▶ [Set problem]:
How many lines of the rows contain the string "按销量排序", with case counting? Give only the number.

_____

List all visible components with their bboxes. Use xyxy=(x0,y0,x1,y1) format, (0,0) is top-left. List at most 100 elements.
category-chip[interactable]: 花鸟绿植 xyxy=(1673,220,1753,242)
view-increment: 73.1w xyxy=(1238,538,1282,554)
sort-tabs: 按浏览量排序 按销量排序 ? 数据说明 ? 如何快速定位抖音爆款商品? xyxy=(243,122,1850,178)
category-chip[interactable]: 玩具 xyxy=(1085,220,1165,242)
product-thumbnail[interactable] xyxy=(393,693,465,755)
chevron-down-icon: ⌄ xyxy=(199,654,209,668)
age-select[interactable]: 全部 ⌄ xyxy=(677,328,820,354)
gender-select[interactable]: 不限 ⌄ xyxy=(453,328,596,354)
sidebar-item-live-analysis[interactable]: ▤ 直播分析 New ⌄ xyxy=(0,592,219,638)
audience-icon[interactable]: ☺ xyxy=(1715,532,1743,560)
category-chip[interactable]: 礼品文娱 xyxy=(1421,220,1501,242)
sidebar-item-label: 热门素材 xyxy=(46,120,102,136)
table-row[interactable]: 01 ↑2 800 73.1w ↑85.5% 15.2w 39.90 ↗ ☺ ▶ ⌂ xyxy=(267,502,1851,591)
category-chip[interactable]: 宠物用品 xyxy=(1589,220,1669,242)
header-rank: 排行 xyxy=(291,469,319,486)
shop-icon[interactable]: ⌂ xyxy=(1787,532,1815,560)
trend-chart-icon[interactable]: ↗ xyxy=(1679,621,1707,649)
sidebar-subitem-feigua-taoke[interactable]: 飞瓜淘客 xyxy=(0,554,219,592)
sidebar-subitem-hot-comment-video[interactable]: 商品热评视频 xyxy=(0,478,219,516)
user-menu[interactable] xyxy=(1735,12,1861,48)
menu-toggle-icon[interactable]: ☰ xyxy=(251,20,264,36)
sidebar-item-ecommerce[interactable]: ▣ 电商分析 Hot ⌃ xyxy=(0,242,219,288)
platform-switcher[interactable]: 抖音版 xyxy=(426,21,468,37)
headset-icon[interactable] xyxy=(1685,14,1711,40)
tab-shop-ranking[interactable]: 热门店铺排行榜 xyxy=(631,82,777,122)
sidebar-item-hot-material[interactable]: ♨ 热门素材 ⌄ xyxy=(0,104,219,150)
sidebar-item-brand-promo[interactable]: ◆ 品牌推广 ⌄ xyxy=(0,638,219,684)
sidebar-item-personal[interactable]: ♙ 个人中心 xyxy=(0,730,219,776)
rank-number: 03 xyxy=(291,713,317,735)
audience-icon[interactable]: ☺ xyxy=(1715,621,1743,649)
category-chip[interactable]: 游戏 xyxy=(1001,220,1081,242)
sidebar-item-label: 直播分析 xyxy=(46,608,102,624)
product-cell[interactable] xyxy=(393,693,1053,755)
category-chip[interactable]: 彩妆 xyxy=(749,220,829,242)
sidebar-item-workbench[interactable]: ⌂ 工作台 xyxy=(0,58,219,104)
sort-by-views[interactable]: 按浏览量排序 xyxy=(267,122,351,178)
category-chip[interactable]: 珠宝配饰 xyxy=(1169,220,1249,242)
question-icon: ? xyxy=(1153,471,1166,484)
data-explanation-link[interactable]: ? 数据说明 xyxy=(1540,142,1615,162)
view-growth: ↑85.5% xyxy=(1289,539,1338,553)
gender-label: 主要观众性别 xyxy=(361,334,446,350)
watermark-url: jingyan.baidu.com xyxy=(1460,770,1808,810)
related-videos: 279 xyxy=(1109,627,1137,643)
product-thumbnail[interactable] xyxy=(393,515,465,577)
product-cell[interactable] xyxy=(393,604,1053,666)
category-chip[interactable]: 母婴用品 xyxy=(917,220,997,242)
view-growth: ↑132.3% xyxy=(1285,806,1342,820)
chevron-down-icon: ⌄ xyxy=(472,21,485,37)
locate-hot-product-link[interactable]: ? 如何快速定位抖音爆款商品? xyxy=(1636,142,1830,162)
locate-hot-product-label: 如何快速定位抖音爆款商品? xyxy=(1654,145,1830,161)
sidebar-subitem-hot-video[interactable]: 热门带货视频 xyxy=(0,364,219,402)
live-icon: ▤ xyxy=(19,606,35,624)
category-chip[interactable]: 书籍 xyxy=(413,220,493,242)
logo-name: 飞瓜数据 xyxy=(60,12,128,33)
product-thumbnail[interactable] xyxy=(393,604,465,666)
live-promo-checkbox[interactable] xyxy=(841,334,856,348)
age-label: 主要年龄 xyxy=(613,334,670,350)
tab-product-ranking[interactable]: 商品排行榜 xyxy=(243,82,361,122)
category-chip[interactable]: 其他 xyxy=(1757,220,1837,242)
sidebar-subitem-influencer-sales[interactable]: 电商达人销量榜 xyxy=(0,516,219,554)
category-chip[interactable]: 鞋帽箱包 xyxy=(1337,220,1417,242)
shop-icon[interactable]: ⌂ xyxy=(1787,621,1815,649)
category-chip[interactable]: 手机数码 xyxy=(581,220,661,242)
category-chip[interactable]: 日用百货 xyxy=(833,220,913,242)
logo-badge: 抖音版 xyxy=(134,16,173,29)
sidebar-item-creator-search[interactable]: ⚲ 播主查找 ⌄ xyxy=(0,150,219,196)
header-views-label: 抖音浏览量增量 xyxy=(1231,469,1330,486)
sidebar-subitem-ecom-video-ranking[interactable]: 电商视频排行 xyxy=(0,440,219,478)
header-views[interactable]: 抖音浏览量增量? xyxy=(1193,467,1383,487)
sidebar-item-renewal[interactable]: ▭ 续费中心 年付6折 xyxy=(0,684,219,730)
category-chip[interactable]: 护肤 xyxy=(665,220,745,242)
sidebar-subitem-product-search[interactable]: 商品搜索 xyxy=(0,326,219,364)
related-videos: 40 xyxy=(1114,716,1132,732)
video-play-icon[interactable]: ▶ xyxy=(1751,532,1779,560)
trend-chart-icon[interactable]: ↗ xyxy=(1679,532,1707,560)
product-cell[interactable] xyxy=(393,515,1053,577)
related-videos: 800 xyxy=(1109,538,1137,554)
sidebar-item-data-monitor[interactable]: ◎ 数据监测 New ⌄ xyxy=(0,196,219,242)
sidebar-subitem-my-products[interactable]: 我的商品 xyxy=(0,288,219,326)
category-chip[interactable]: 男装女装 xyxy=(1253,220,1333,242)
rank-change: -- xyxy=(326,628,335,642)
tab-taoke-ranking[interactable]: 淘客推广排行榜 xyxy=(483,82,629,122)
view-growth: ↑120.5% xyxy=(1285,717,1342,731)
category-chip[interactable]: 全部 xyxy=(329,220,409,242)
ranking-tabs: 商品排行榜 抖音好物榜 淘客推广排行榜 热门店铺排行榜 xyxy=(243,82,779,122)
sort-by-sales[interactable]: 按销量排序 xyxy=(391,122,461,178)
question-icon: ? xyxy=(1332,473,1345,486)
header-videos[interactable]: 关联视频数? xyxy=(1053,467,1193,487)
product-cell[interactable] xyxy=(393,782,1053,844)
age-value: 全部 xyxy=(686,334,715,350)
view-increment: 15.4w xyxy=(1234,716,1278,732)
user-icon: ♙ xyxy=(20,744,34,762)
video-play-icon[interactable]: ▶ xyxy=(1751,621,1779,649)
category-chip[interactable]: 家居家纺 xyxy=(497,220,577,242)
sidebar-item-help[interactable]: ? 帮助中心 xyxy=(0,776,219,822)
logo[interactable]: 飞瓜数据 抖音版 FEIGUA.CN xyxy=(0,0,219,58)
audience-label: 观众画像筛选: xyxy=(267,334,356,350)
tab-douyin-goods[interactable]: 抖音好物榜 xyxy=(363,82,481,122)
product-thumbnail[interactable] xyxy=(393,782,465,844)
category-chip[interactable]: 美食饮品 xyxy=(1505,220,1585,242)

_____

▶ [Reply to the exercise]:
2